(Items listed in a dataset)
☆ ☆ ☆
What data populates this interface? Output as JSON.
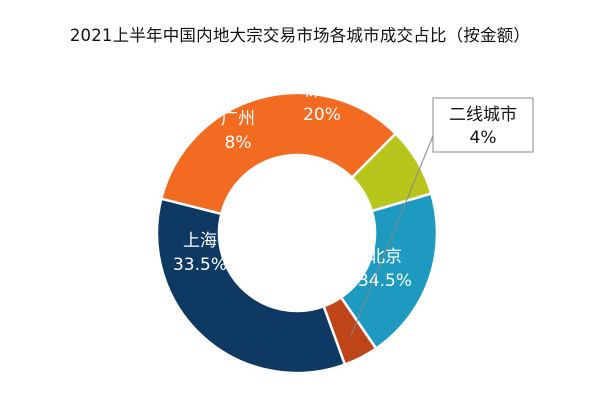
{
  "chart_data": {
    "type": "pie",
    "title": "2021上半年中国内地大宗交易市场各城市成交占比（按金额）",
    "categories": [
      "深圳",
      "二线城市",
      "北京",
      "上海",
      "广州"
    ],
    "values": [
      20,
      4,
      34.5,
      33.5,
      8
    ],
    "value_labels": [
      "20%",
      "4%",
      "34.5%",
      "33.5%",
      "8%"
    ],
    "unit": "%",
    "colors": [
      "#1E9AC0",
      "#C0441A",
      "#0E3963",
      "#F26B21",
      "#B7C51D"
    ],
    "legend": "none",
    "style": "donut"
  }
}
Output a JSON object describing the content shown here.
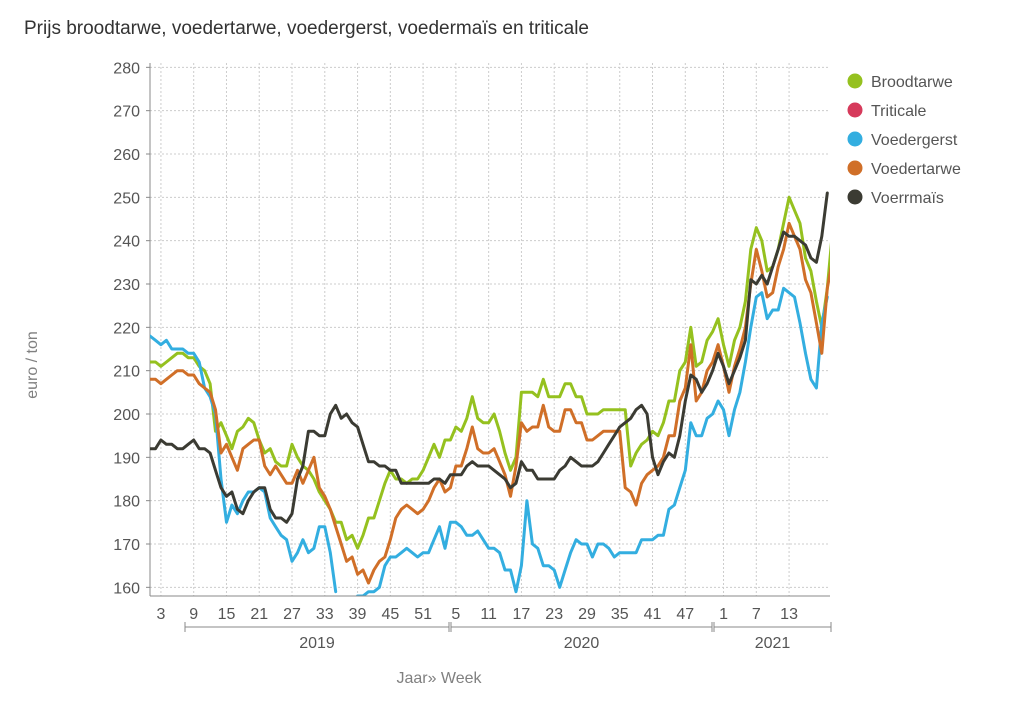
{
  "title": "Prijs broodtarwe, voedertarwe, voedergerst, voedermaïs en triticale",
  "chart_data": {
    "type": "line",
    "title": "Prijs broodtarwe, voedertarwe, voedergerst, voedermaïs en triticale",
    "xlabel": "Jaar» Week",
    "ylabel": "euro / ton",
    "ylim": [
      158,
      281
    ],
    "yticks": [
      160,
      170,
      180,
      190,
      200,
      210,
      220,
      230,
      240,
      250,
      260,
      270,
      280
    ],
    "grid": true,
    "legend_position": "right",
    "x_start_week": "2019-w1",
    "x_week_ticks": [
      {
        "year": 2019,
        "weeks": [
          3,
          9,
          15,
          21,
          27,
          33,
          39,
          45,
          51
        ]
      },
      {
        "year": 2020,
        "weeks": [
          5,
          11,
          17,
          23,
          29,
          35,
          41,
          47
        ]
      },
      {
        "year": 2021,
        "weeks": [
          1,
          7,
          13
        ]
      }
    ],
    "years": [
      {
        "label": "2019",
        "first_week": 1,
        "last_week": 52
      },
      {
        "label": "2020",
        "first_week": 1,
        "last_week": 53
      },
      {
        "label": "2021",
        "first_week": 1,
        "last_week": 15
      }
    ],
    "series": [
      {
        "name": "Broodtarwe",
        "color": "#95c11f",
        "values": [
          212,
          212,
          211,
          212,
          213,
          214,
          214,
          213,
          213,
          211,
          210,
          207,
          196,
          198,
          195,
          192,
          196,
          197,
          199,
          198,
          194,
          191,
          192,
          189,
          188,
          188,
          193,
          190,
          188,
          187,
          185,
          182,
          180,
          178,
          175,
          175,
          171,
          172,
          169,
          172,
          176,
          176,
          180,
          184,
          187,
          185,
          185,
          184,
          185,
          185,
          187,
          190,
          193,
          190,
          194,
          194,
          197,
          196,
          199,
          204,
          199,
          198,
          198,
          200,
          196,
          191,
          187,
          190,
          205,
          205,
          205,
          204,
          208,
          204,
          204,
          204,
          207,
          207,
          204,
          204,
          200,
          200,
          200,
          201,
          201,
          201,
          201,
          201,
          188,
          191,
          193,
          194,
          196,
          195,
          198,
          203,
          203,
          210,
          212,
          220,
          211,
          212,
          217,
          219,
          222,
          216,
          211,
          217,
          220,
          226,
          238,
          243,
          240,
          233,
          234,
          238,
          244,
          250,
          247,
          244,
          236,
          233,
          226,
          220,
          229,
          243
        ]
      },
      {
        "name": "Triticale",
        "color": "#d63a5b",
        "values": []
      },
      {
        "name": "Voedergerst",
        "color": "#33aee0",
        "values": [
          218,
          217,
          216,
          217,
          215,
          215,
          215,
          214,
          214,
          212,
          206,
          204,
          200,
          185,
          175,
          179,
          177,
          180,
          182,
          182,
          183,
          182,
          176,
          174,
          172,
          171,
          166,
          168,
          171,
          168,
          169,
          174,
          174,
          168,
          159,
          null,
          null,
          null,
          158,
          158,
          159,
          159,
          160,
          165,
          167,
          167,
          168,
          169,
          168,
          167,
          168,
          168,
          171,
          174,
          169,
          175,
          175,
          174,
          172,
          172,
          173,
          171,
          169,
          169,
          168,
          164,
          164,
          159,
          165,
          180,
          170,
          169,
          165,
          165,
          164,
          160,
          164,
          168,
          171,
          170,
          170,
          167,
          170,
          170,
          169,
          167,
          168,
          168,
          168,
          168,
          171,
          171,
          171,
          172,
          172,
          178,
          179,
          183,
          187,
          198,
          195,
          195,
          199,
          200,
          203,
          201,
          195,
          201,
          205,
          212,
          220,
          227,
          228,
          222,
          224,
          224,
          229,
          228,
          227,
          221,
          214,
          208,
          206,
          221,
          227
        ]
      },
      {
        "name": "Voedertarwe",
        "color": "#d06f28",
        "values": [
          208,
          208,
          207,
          208,
          209,
          210,
          210,
          209,
          209,
          207,
          206,
          205,
          201,
          191,
          193,
          190,
          187,
          192,
          193,
          194,
          194,
          188,
          186,
          188,
          186,
          184,
          184,
          187,
          184,
          187,
          190,
          183,
          181,
          178,
          174,
          170,
          166,
          167,
          163,
          164,
          161,
          164,
          166,
          167,
          171,
          176,
          178,
          179,
          178,
          177,
          178,
          180,
          183,
          185,
          182,
          183,
          188,
          188,
          192,
          197,
          192,
          191,
          191,
          192,
          189,
          186,
          181,
          188,
          198,
          196,
          197,
          197,
          202,
          197,
          196,
          196,
          201,
          201,
          198,
          198,
          194,
          194,
          195,
          196,
          196,
          196,
          196,
          183,
          182,
          179,
          184,
          186,
          187,
          188,
          190,
          195,
          195,
          203,
          206,
          216,
          203,
          205,
          210,
          212,
          216,
          211,
          205,
          211,
          215,
          220,
          230,
          238,
          233,
          227,
          228,
          234,
          238,
          244,
          241,
          238,
          231,
          228,
          221,
          214,
          229,
          236
        ]
      },
      {
        "name": "Voerrmaïs",
        "color": "#3b3b33",
        "values": [
          192,
          192,
          194,
          193,
          193,
          192,
          192,
          193,
          194,
          192,
          192,
          191,
          187,
          183,
          181,
          182,
          178,
          177,
          180,
          182,
          183,
          183,
          178,
          176,
          176,
          175,
          177,
          185,
          188,
          196,
          196,
          195,
          195,
          200,
          202,
          199,
          200,
          198,
          197,
          193,
          189,
          189,
          188,
          188,
          187,
          187,
          184,
          184,
          184,
          184,
          184,
          184,
          185,
          185,
          184,
          186,
          186,
          186,
          188,
          189,
          188,
          188,
          188,
          187,
          186,
          185,
          183,
          184,
          189,
          187,
          187,
          185,
          185,
          185,
          185,
          187,
          188,
          190,
          189,
          188,
          188,
          188,
          189,
          191,
          193,
          195,
          197,
          198,
          199,
          201,
          202,
          200,
          190,
          186,
          189,
          191,
          190,
          195,
          203,
          209,
          208,
          205,
          207,
          210,
          214,
          211,
          207,
          210,
          213,
          217,
          231,
          230,
          232,
          230,
          234,
          238,
          242,
          241,
          241,
          240,
          239,
          236,
          235,
          241,
          251
        ]
      }
    ]
  }
}
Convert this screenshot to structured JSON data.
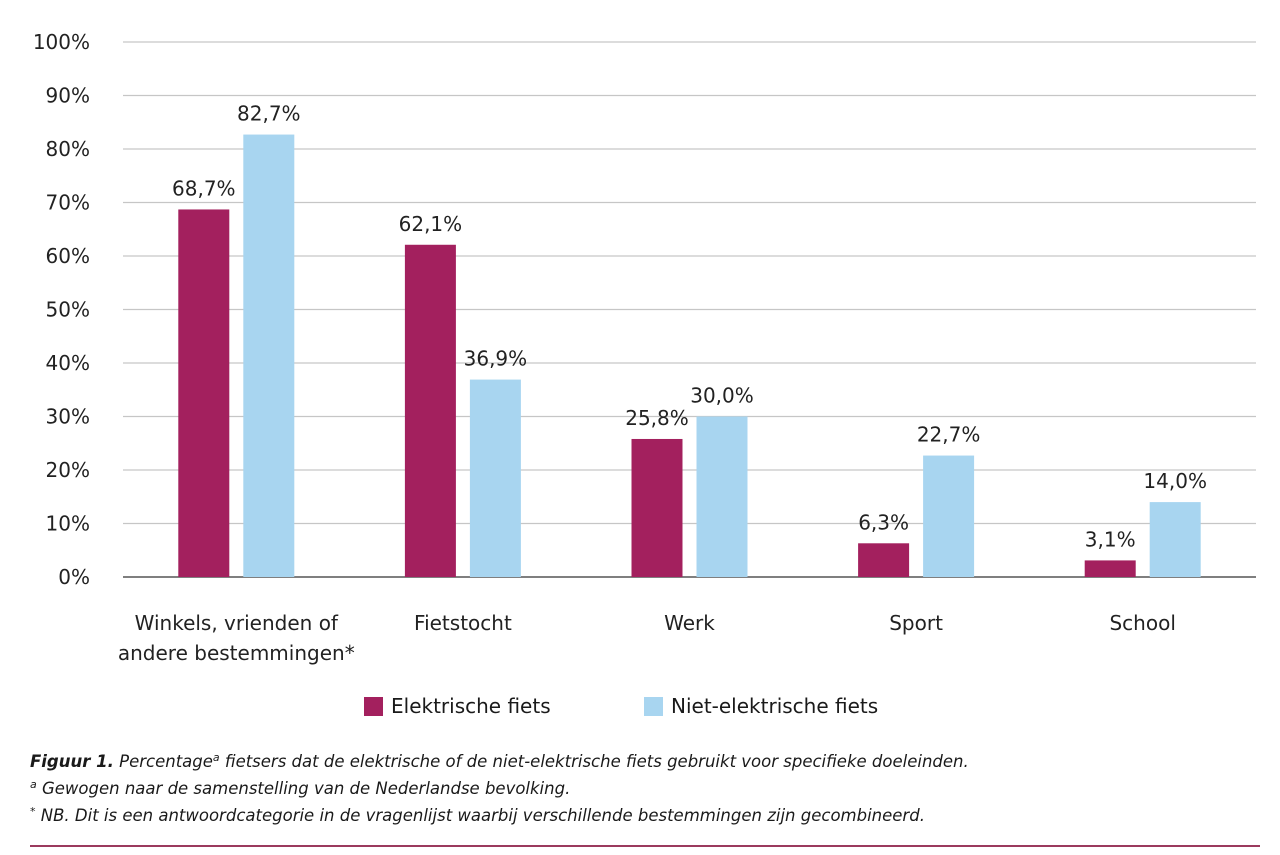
{
  "chart_data": {
    "type": "bar",
    "categories": [
      "Winkels, vrienden of andere bestemmingen*",
      "Fietstocht",
      "Werk",
      "Sport",
      "School"
    ],
    "category_lines": [
      [
        "Winkels, vrienden of",
        "andere bestemmingen*"
      ],
      [
        "Fietstocht"
      ],
      [
        "Werk"
      ],
      [
        "Sport"
      ],
      [
        "School"
      ]
    ],
    "series": [
      {
        "name": "Elektrische fiets",
        "color": "#a3205e",
        "values": [
          68.7,
          62.1,
          25.8,
          6.3,
          3.1
        ],
        "labels": [
          "68,7%",
          "62,1%",
          "25,8%",
          "6,3%",
          "3,1%"
        ]
      },
      {
        "name": "Niet-elektrische fiets",
        "color": "#a8d5f0",
        "values": [
          82.7,
          36.9,
          30.0,
          22.7,
          14.0
        ],
        "labels": [
          "82,7%",
          "36,9%",
          "30,0%",
          "22,7%",
          "14,0%"
        ]
      }
    ],
    "yticks": [
      "0%",
      "10%",
      "20%",
      "30%",
      "40%",
      "50%",
      "60%",
      "70%",
      "80%",
      "90%",
      "100%"
    ],
    "ylim": [
      0,
      100
    ],
    "grid": true,
    "legend_position": "bottom"
  },
  "caption": {
    "figure_label": "Figuur 1.",
    "line1_pre": "Percentage",
    "line1_sup": "a",
    "line1_post": "fietsers dat de elektrische of de niet-elektrische fiets gebruikt voor specifieke doeleinden.",
    "line2_sup": "a",
    "line2_text": "Gewogen naar de samenstelling van de Nederlandse bevolking.",
    "line3_sup": "*",
    "line3_text": "NB. Dit is een antwoordcategorie in de vragenlijst waarbij verschillende bestemmingen zijn gecombineerd."
  }
}
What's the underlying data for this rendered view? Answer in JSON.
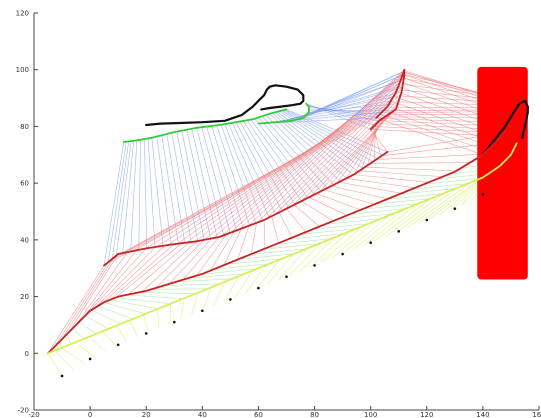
{
  "chart_data": {
    "type": "line",
    "title": "",
    "xlabel": "",
    "ylabel": "",
    "xlim": [
      -20,
      160
    ],
    "ylim": [
      -20,
      120
    ],
    "x_ticks": [
      -20,
      0,
      20,
      40,
      60,
      80,
      100,
      120,
      140,
      160
    ],
    "y_ticks": [
      -20,
      0,
      20,
      40,
      60,
      80,
      100,
      120
    ],
    "x_tick_labels": [
      "-20",
      "0",
      "20",
      "40",
      "60",
      "80",
      "100",
      "120",
      "140",
      "160"
    ],
    "y_tick_labels": [
      "-20",
      "0",
      "20",
      "40",
      "60",
      "80",
      "100",
      "120"
    ],
    "grid": false,
    "colors": {
      "black": "#111111",
      "red": "#cc2222",
      "green": "#33cc33",
      "blue_rays": "#7f9ff5",
      "red_rays": "#f08080",
      "green_rays": "#9be69b",
      "yellow": "#d8ee55",
      "obstacle": "#ff0000"
    },
    "obstacle": {
      "x_min": 138,
      "x_max": 156,
      "y_min": 26,
      "y_max": 101
    },
    "curves": [
      {
        "id": "black-top",
        "color": "black",
        "x": [
          20,
          25,
          32,
          40,
          48,
          54,
          58,
          60,
          62,
          63,
          64,
          66,
          70,
          74,
          76,
          76,
          75,
          72,
          68,
          64,
          61
        ],
        "y": [
          80.5,
          81,
          81.2,
          81.5,
          82,
          84,
          87,
          89,
          91,
          93,
          94,
          94.5,
          94,
          93,
          91,
          89,
          88,
          87.5,
          87,
          86.5,
          86
        ]
      },
      {
        "id": "green-arc",
        "color": "green",
        "x": [
          12,
          16,
          22,
          30,
          38,
          46,
          52,
          58,
          64,
          68,
          70
        ],
        "y": [
          74.5,
          75,
          76,
          78,
          79.5,
          80.5,
          81.5,
          82.5,
          84.5,
          85.5,
          86
        ]
      },
      {
        "id": "green-hook",
        "color": "green",
        "x": [
          60,
          66,
          72,
          76,
          78,
          78,
          77
        ],
        "y": [
          81,
          81.5,
          82,
          83,
          85,
          87,
          88
        ]
      },
      {
        "id": "red-top-loop",
        "color": "red",
        "x": [
          102,
          106,
          109,
          111,
          112,
          112,
          111,
          109,
          106,
          103,
          100
        ],
        "y": [
          83,
          87,
          92,
          97,
          100,
          98,
          92,
          86,
          84,
          82,
          79
        ]
      },
      {
        "id": "black-far-loop",
        "color": "black",
        "x": [
          140,
          144,
          148,
          151,
          153,
          155,
          156,
          156,
          155,
          154
        ],
        "y": [
          70,
          75,
          80,
          85,
          88,
          89,
          87,
          85,
          80,
          76
        ]
      },
      {
        "id": "red-base",
        "color": "red",
        "x": [
          5,
          10,
          20,
          30,
          38,
          46,
          54,
          62,
          70,
          78,
          86,
          94,
          100,
          106
        ],
        "y": [
          31,
          35,
          37,
          38.5,
          39.5,
          41,
          44,
          47,
          51,
          55,
          59,
          63,
          67,
          71
        ]
      },
      {
        "id": "red-lower",
        "color": "red",
        "x": [
          -15,
          -10,
          -5,
          0,
          5,
          10,
          20,
          30,
          40,
          50,
          60,
          70,
          80,
          90,
          100,
          110,
          120,
          130,
          140,
          148
        ],
        "y": [
          0,
          5,
          10,
          15,
          18,
          20,
          22,
          25,
          28,
          32,
          36,
          40,
          44,
          48,
          52,
          56,
          60,
          64,
          70,
          78
        ]
      },
      {
        "id": "yellow-lower",
        "color": "yellow",
        "x": [
          -15,
          -10,
          0,
          10,
          20,
          30,
          40,
          50,
          60,
          70,
          80,
          90,
          100,
          110,
          120,
          130,
          140,
          146,
          150,
          152
        ],
        "y": [
          0,
          2,
          6,
          10,
          14,
          18,
          22,
          26,
          30,
          34,
          38,
          42,
          46,
          50,
          54,
          58,
          62,
          66,
          70,
          74
        ]
      },
      {
        "id": "black-dotted",
        "color": "black",
        "x": [
          -10,
          0,
          10,
          20,
          30,
          40,
          50,
          60,
          70,
          80,
          90,
          100,
          110,
          120,
          130,
          140
        ],
        "y": [
          -8,
          -2,
          3,
          7,
          11,
          15,
          19,
          23,
          27,
          31,
          35,
          39,
          43,
          47,
          51,
          56
        ]
      }
    ]
  }
}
☆ ☆ ☆
- **AIM OF THE TASK**:
Copy out all lines from the material above that contain the string "title".

- **PROBLEM SOLUTION**:
    "title": "2021上半年中国内地大宗交易市场各城市成交占比（按金额）",
  "title": "Prijs broodtarwe, voedertarwe, voedergerst, voedermaïs en triticale",
    "title": "Prijs broodtarwe, voedertarwe, voedergerst, voedermaïs en triticale",
    "title": "",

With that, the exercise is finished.